(WHAT TO WORK ON):
Beginning with the line containing "Decode this image" and ending with the last line of the records, set down every line exactly.

(SUPPLIED DATA):
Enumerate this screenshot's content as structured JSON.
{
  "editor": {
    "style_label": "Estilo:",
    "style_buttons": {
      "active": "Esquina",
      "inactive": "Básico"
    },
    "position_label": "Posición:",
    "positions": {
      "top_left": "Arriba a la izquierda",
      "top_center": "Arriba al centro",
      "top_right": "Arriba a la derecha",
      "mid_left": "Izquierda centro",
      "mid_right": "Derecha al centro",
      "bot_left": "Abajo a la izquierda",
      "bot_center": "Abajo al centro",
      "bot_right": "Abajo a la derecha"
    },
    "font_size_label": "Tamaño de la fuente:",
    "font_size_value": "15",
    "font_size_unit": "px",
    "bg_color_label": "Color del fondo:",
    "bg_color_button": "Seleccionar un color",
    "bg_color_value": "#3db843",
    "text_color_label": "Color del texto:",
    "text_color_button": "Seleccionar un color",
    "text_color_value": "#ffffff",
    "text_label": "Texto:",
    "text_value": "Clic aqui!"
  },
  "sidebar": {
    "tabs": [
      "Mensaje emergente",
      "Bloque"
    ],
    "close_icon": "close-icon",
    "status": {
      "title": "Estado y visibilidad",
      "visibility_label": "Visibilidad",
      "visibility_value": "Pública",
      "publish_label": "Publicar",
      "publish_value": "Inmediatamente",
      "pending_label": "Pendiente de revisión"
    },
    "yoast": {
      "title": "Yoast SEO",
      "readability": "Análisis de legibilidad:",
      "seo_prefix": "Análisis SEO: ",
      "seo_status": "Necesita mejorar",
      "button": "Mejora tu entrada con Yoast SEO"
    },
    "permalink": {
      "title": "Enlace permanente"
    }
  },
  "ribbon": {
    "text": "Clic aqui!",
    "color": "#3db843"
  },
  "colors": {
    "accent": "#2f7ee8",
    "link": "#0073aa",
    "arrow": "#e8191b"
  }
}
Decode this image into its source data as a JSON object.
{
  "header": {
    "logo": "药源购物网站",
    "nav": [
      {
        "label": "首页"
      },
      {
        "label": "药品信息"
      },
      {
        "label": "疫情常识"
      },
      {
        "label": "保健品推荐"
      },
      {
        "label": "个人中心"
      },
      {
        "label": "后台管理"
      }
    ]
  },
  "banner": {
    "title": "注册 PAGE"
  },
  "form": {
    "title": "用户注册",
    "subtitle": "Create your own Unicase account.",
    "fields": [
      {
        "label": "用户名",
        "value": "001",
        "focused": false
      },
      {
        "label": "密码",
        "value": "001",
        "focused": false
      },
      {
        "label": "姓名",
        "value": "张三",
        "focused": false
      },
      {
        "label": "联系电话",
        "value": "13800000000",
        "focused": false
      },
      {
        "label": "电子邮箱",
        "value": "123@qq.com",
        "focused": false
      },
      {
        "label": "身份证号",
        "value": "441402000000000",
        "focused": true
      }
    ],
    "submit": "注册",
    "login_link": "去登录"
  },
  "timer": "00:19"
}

(EXERCISE OUTPUT):
Decode this image into its source data as a JSON object.
{
  "header": {
    "logo": "药源购物网站",
    "nav": [
      {
        "label": "首页"
      },
      {
        "label": "药品信息"
      },
      {
        "label": "疫情常识"
      },
      {
        "label": "保健品推荐"
      },
      {
        "label": "个人中心"
      },
      {
        "label": "后台管理"
      }
    ]
  },
  "banner": {
    "title": "注册 PAGE"
  },
  "form": {
    "title": "用户注册",
    "subtitle": "Create your own Unicase account.",
    "fields": [
      {
        "label": "用户名",
        "value": "001",
        "focused": false
      },
      {
        "label": "密码",
        "value": "001",
        "focused": false
      },
      {
        "label": "姓名",
        "value": "张三",
        "focused": false
      },
      {
        "label": "联系电话",
        "value": "13800000000",
        "focused": false
      },
      {
        "label": "电子邮箱",
        "value": "123@qq.com",
        "focused": false
      },
      {
        "label": "身份证号",
        "value": "441402000000000",
        "focused": true
      }
    ],
    "submit": "注册",
    "login_link": "去登录"
  },
  "timer": "00:19"
}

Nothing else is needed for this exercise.